EXCERPT TO READ

---*---

War is right outside the door. The apartment that was once a familiar home has now become a prison...

Trapped inside her house in a city under siege, Oum Yazan (Hiam Abbass), mother of three, turned her flat into a safe harbor for her family and neighbors, trying to protect them from the war outside. Every day's motto is to hold on for one more day. When bombs threaten to destroy the building, when snipers turn the courtyards into deadly zones, and burglars break in to claim their dreadful bounties, maintaining the thin balance of routine inside the walls becomes a matter of life and death.


One day, in December 2012, a Syrian friend from Damascus told me that for the past three weeks, her father had been blocked inside his apartment in Aleppo, with no telephone or any means of communication because of the bombings and the war devastating the city. I pictured this lonely man, a prisoner in his own home, and I imagined others like him, trying to survive one day at a time.

This is the story of a family trapped inside its own home because of the war raging outside.

This project was driven by a sense of emergency. In an effort to react quickly, I decided from the beginning that there would be only one location, the apartment, and a time span of 24 hours so as to try to understand what animates ordinary people propelled into extraordinary circumstances - no heroes, but people simply reacting to the situation they are going through.

What I seek to communicate is the frailty and the force we are all capable of in a situation of distress. The instinct that gives us the strength to fight for survival and the drive for self-preservation at the expense of the needs of others stems from the same vital impulses and moral failings.

Yet there are no judgments or moral stances imposed, only facts laid to expose a bare reality.

To ensure the authenticity of the script I had written, I sought the advice of Syrians in exile, particularly those of fellow filmmakers Hala Mohammad and Meyar Al Roomy, and I relied on my own knowledge of the region. I have stayed and worked regularly in Lebanon for the past few years. The two nations share a common culture and customs, as they now, unfortunately, share the experience of civil war.

The film is intended as an immersive experience. The apartment feels like a bubble about to explode, the shadows are ominous, the outside world seems unreachable, forbidden. It is as if the characters are sitting on a volcano, short-tempered, jumpy, selfish, and yet trying to show empathy and compassion for their companions. Panic Room by David Fincher is a good reference in terms of tension, but here there are no tricks, no special effects, it is just a plain look at the drama of the situation.

---*---

PROVIDED RECORDS
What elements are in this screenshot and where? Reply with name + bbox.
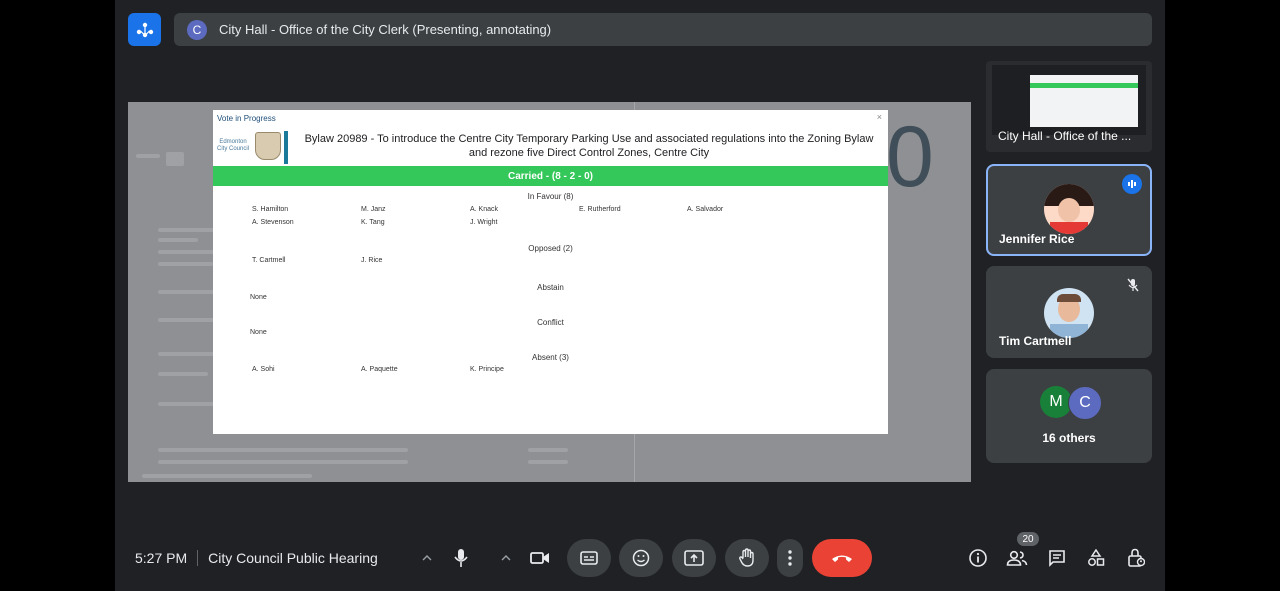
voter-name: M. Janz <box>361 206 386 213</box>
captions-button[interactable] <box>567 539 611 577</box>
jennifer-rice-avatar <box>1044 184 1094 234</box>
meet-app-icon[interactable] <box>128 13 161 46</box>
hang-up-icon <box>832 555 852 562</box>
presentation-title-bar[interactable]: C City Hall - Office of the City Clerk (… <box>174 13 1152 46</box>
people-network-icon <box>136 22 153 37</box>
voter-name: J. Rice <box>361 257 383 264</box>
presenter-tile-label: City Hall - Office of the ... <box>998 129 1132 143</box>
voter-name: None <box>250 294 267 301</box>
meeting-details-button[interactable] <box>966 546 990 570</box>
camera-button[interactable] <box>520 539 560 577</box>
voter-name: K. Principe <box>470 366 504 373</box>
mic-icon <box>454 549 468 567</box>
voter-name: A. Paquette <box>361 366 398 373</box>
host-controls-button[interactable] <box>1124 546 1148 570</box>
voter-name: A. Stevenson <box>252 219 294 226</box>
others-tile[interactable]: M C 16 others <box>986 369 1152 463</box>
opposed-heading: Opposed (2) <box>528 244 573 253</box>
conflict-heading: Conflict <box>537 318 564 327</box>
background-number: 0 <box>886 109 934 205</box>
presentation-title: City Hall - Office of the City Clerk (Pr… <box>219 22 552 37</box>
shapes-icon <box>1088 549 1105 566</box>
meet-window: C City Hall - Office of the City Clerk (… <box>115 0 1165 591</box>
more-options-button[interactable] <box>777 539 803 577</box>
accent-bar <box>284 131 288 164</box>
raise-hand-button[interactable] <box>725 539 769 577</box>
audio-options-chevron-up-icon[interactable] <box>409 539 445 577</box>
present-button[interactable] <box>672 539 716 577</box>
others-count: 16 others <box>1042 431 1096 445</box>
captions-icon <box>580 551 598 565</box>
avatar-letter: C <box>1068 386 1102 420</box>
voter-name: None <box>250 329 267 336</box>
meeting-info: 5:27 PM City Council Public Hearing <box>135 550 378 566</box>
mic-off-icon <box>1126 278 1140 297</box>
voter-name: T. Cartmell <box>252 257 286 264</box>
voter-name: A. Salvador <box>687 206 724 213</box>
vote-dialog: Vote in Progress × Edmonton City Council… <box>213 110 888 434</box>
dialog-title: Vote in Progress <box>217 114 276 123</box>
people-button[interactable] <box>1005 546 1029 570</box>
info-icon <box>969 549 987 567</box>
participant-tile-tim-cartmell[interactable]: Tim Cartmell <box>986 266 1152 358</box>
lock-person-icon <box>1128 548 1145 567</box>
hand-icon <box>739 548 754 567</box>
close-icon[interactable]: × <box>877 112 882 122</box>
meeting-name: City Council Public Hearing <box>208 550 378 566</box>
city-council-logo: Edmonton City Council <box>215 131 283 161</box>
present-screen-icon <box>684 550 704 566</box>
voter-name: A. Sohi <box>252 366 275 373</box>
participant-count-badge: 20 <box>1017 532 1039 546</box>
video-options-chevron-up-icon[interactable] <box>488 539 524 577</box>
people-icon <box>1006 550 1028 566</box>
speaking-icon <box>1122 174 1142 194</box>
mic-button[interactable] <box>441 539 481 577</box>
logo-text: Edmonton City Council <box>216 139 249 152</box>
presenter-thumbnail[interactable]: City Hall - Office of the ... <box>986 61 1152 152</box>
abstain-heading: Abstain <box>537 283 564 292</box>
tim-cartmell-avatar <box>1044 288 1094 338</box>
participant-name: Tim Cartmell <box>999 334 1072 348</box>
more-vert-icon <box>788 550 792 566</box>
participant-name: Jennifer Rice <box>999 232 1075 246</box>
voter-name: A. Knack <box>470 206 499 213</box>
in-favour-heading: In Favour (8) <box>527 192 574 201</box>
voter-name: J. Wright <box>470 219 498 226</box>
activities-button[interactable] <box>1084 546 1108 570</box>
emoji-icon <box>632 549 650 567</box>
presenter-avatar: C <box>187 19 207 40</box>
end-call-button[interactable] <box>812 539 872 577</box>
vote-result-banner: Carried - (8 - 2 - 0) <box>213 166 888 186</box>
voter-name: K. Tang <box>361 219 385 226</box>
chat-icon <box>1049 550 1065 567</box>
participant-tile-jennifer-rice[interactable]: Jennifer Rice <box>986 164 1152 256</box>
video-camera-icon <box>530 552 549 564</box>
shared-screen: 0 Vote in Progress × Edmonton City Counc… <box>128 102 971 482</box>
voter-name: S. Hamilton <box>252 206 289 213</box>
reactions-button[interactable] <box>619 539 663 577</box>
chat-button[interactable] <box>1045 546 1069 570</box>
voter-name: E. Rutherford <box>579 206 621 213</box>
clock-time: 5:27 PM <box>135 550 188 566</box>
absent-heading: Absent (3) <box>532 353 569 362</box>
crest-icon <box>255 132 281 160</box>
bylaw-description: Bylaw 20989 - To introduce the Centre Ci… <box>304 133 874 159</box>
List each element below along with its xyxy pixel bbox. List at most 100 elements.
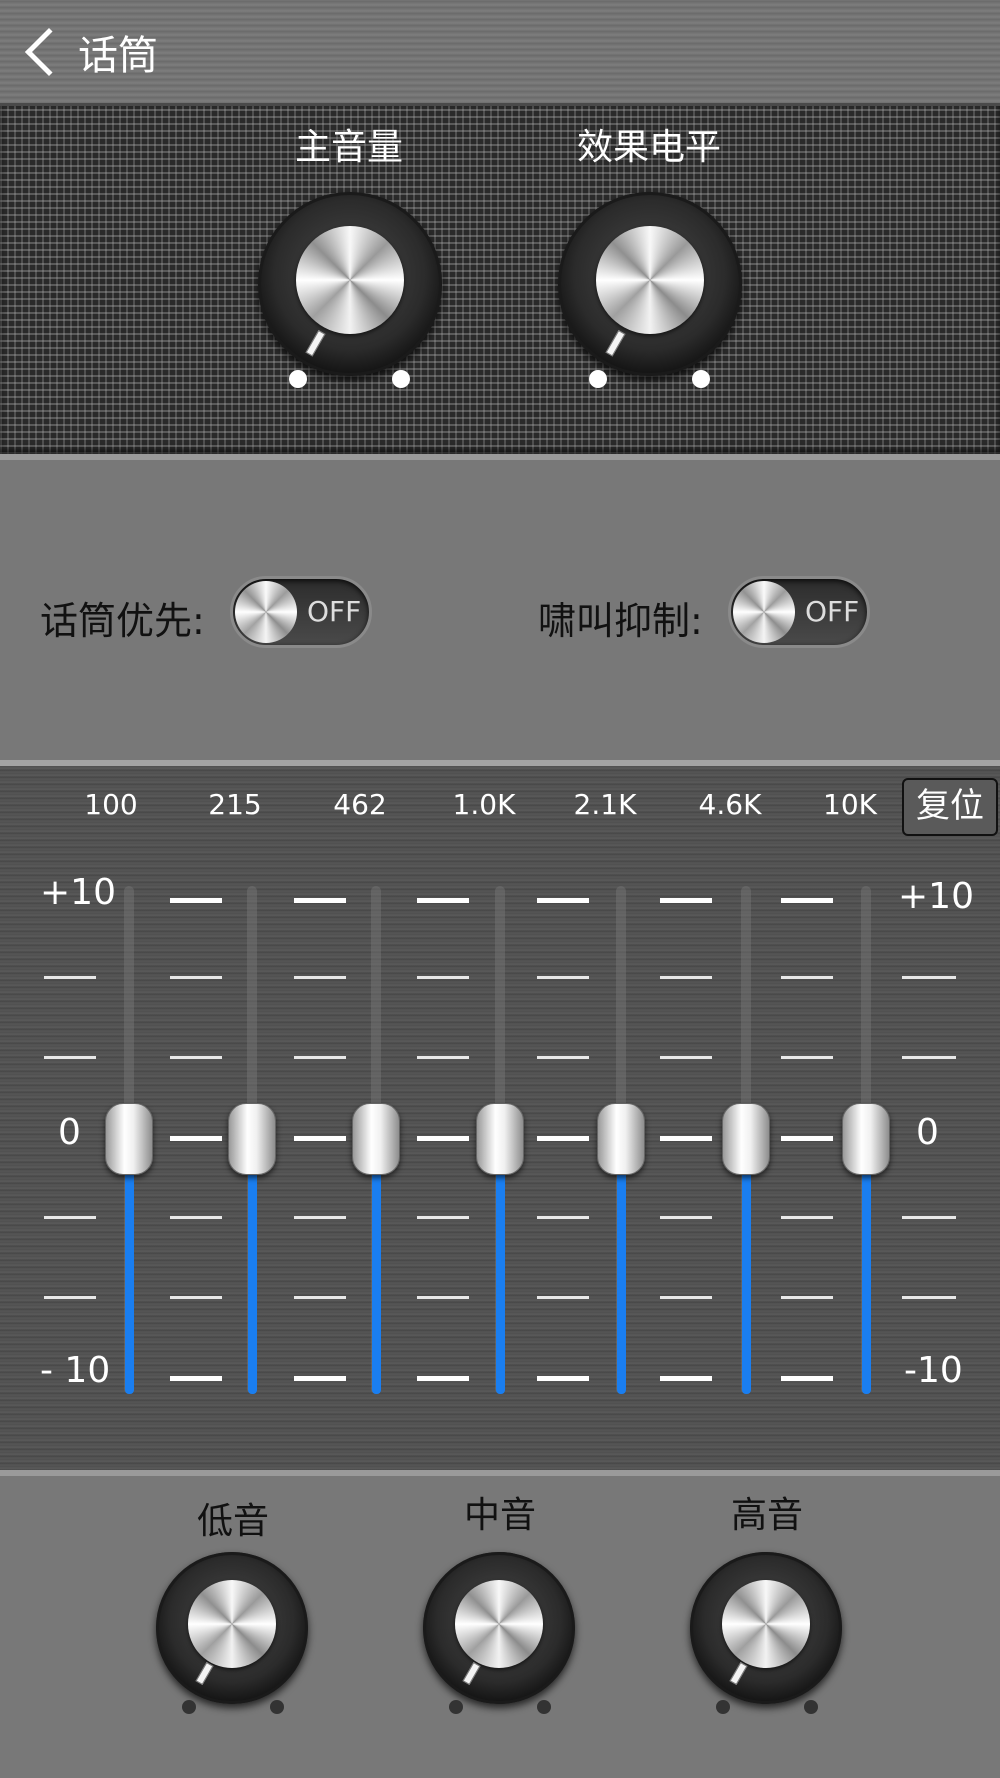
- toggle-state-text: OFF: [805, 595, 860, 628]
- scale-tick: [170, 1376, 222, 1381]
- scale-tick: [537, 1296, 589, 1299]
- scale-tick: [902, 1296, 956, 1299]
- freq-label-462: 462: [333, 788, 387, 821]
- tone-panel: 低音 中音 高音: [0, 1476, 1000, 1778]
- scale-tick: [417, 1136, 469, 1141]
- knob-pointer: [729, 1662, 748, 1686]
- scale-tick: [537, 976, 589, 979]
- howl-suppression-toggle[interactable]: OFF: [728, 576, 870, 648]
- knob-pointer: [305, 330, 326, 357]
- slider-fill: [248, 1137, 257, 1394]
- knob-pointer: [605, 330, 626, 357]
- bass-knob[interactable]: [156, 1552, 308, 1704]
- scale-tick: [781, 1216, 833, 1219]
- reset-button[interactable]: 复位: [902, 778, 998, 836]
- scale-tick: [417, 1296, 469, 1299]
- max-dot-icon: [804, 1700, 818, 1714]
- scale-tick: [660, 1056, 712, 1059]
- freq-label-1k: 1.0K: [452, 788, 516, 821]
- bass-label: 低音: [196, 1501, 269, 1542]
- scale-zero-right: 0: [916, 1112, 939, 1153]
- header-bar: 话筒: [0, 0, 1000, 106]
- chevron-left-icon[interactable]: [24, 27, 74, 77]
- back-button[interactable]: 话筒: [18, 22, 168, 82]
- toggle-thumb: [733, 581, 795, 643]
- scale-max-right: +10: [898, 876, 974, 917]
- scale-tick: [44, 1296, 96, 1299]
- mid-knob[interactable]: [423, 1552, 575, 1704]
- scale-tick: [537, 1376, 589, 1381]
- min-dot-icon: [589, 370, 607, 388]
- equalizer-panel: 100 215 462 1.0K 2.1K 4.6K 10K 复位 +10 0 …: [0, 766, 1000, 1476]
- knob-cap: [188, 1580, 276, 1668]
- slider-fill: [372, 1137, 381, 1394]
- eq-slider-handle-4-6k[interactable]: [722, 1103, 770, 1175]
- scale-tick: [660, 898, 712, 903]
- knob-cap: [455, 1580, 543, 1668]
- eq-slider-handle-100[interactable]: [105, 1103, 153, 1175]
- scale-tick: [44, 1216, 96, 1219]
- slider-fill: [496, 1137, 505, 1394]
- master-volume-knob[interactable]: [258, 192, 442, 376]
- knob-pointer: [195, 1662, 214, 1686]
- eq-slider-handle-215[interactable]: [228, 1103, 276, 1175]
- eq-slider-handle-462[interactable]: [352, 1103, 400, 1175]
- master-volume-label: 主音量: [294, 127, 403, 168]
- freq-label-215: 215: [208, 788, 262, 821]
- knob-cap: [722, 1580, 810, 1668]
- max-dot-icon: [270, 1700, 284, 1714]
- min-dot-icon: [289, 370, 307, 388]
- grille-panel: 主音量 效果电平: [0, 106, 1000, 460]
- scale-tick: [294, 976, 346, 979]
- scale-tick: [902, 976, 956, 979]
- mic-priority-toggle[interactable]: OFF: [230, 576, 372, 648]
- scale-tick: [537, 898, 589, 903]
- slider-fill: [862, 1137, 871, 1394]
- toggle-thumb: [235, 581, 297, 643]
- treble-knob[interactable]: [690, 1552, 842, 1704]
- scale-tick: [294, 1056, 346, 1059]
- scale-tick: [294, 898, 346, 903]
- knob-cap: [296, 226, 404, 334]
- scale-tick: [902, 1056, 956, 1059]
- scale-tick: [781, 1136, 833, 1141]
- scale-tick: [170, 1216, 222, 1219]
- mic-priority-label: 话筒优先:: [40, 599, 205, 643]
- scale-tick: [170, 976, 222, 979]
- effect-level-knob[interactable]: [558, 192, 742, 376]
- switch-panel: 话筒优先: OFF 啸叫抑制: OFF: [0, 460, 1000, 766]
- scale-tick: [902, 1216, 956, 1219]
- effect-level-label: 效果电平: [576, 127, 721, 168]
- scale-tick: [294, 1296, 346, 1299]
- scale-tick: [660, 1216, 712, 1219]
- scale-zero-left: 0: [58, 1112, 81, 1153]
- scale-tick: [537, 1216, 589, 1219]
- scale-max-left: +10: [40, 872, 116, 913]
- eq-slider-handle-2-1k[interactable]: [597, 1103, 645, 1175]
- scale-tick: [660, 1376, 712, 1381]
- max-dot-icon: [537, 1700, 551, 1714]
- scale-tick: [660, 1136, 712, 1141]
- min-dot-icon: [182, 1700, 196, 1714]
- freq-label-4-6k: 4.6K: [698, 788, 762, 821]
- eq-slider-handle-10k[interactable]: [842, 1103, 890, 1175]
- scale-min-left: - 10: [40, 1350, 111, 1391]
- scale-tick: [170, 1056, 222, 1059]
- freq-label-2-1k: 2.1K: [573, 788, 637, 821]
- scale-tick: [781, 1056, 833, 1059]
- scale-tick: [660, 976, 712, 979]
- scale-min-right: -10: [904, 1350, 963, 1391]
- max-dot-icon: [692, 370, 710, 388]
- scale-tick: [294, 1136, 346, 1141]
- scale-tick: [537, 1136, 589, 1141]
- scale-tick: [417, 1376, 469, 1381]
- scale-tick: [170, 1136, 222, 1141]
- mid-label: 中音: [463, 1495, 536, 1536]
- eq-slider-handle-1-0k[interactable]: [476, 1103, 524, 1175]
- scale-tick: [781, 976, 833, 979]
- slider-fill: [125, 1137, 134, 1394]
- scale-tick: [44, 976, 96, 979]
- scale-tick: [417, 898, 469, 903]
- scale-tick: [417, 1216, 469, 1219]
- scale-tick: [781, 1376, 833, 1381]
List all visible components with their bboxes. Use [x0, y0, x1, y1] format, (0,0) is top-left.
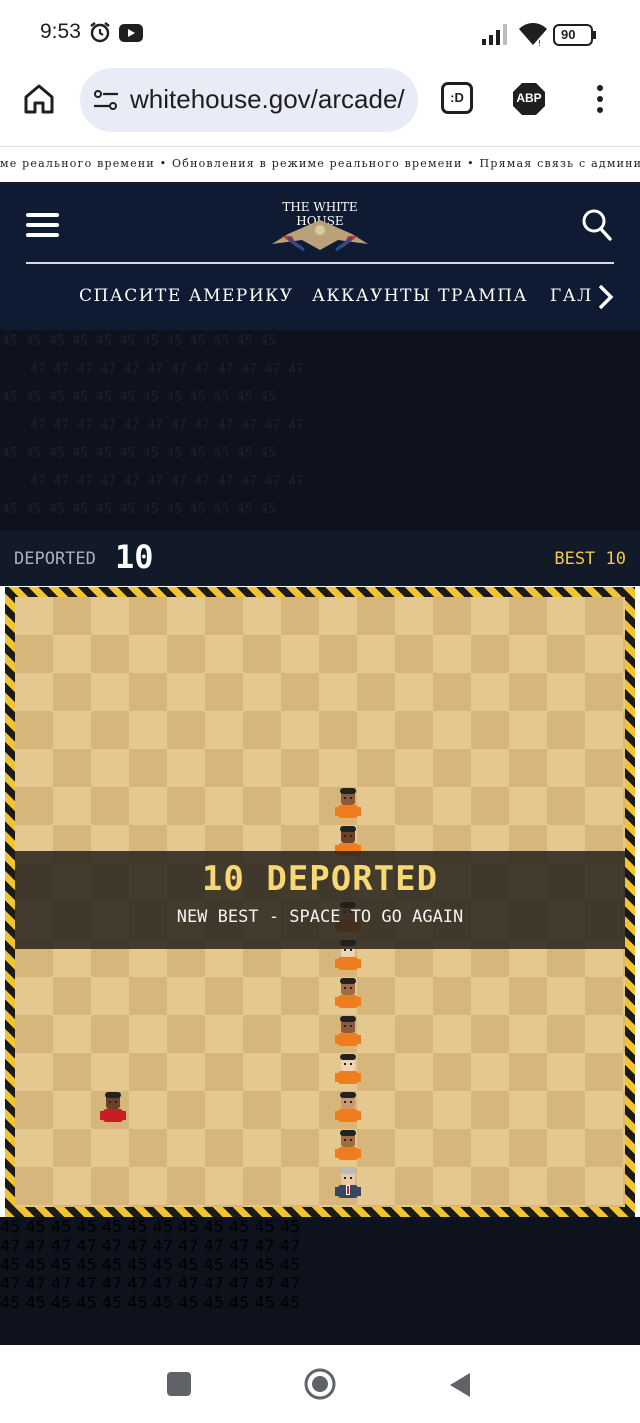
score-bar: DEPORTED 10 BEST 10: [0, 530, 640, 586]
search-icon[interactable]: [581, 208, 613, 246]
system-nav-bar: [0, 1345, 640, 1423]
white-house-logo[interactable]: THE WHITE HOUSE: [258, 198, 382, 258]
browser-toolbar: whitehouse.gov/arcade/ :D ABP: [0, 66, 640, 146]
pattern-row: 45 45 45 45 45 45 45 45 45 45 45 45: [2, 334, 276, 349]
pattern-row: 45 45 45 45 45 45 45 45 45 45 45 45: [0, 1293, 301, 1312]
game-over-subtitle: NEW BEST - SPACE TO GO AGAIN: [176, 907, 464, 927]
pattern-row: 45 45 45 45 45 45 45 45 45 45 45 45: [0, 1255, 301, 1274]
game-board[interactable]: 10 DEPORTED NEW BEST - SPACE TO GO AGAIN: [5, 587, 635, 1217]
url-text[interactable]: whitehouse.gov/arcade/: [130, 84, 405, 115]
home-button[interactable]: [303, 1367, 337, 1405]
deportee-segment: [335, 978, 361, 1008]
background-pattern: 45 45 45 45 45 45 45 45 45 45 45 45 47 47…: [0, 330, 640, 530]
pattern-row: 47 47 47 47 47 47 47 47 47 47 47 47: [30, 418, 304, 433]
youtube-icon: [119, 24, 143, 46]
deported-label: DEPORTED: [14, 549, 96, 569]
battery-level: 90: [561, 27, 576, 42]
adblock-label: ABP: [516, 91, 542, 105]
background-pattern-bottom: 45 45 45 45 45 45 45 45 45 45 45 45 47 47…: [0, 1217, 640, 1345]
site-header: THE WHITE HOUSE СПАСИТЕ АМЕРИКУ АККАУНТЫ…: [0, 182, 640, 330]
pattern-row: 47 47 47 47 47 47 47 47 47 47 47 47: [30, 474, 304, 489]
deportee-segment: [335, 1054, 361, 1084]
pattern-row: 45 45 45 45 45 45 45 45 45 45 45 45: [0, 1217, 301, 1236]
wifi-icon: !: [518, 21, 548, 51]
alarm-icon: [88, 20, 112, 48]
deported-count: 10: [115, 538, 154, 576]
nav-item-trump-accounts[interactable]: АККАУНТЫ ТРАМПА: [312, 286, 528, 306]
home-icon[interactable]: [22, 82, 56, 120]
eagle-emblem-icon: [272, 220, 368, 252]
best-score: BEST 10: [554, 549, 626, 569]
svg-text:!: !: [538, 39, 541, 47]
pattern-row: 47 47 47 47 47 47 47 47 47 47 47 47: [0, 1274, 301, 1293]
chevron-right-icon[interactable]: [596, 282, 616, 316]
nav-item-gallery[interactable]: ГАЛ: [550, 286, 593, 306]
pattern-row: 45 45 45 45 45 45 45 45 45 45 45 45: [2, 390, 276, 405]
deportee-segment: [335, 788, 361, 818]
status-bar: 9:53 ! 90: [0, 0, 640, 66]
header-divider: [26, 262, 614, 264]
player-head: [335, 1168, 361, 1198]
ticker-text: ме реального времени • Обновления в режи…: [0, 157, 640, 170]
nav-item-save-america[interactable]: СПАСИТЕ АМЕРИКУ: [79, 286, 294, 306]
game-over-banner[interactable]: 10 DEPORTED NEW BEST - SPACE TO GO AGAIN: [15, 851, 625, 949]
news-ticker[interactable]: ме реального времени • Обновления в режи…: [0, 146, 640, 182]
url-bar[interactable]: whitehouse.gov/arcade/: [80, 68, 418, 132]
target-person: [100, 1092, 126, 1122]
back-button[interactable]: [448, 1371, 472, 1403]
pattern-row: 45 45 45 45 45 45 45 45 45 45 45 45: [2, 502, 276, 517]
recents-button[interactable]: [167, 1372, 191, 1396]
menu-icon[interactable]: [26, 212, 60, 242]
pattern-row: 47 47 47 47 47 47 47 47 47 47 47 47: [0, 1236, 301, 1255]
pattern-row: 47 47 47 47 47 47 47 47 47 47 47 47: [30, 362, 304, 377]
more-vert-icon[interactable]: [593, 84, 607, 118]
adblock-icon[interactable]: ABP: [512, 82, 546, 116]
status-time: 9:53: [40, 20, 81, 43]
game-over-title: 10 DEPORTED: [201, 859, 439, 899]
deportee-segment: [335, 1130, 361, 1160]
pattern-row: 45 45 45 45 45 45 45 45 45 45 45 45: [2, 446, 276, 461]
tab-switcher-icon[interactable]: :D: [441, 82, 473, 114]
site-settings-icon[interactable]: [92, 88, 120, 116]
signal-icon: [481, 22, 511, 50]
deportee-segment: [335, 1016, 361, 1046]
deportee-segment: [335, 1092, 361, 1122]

---*---

TASK REQUIREMENTS
1 > Decide whether each statement agrees with the excerpt about the besieged apartment: (a) the film covers a span of 24 hours, (b) the friend's father was blocked inside his apartment in Damascus, (c) the film uses special effects to create tension. Answer yes or no for each, quoting the words of the excerpt that settle it.
2 > Continue the excerpt about the besieged apartment from the point where it ends.
The items above have no role in this exercise.

OUTPUTS BY TASK
1 >
(a) Yes: "a time span of 24 hours"
(b) No: "her father had been blocked inside his apartment in Aleppo"
(c) No: "here there are no tricks, no special effects"

2 >
As in my previous film, The Day God Walked Away, I feel strongly about avoiding any hint of indulgence or voyeurism in the way I approach violence. Like Jacques Tourneur, I believe that the less one sees, the better. I think that one is more susceptible to a sense of realism and emotion when, instead of looking away, one tries to see but doesn't see anything or so little that one must make up the missing images mentally. Only then can any kind of emotion including terror truly be experienced from the screen. Also, the sound has its own ability to evoke images, often stronger and more vibrant than images themselves. The violent actions described in the film are thus more acoustic than visual.

Still, I always try to express a notion visually instead of using dialogues to convey it. To me, faces and body language should tell it all.

Except for Hiam Abbass (the mother) and Diamand Bou Abboud (Halima), the actors are all Syrian refugees. As Juliette Navis (Delhani) doesn't speak Arabic, she was coached to produce her dialogues phonetically.

The uprising of the Syrian people started long years ago, and the war has been raging for well over eight years now while the rest of the world has done nothing to stop it. The Syrians seeking refuge in Europe right now have had no choice but to abandon their homes and country. They all come from places and situations for which we lack images.

Beyond the Syrian disaster today and others, past and present, I want to shine a light on the dignity of civilian populations that are ever more implicated in modern conflicts.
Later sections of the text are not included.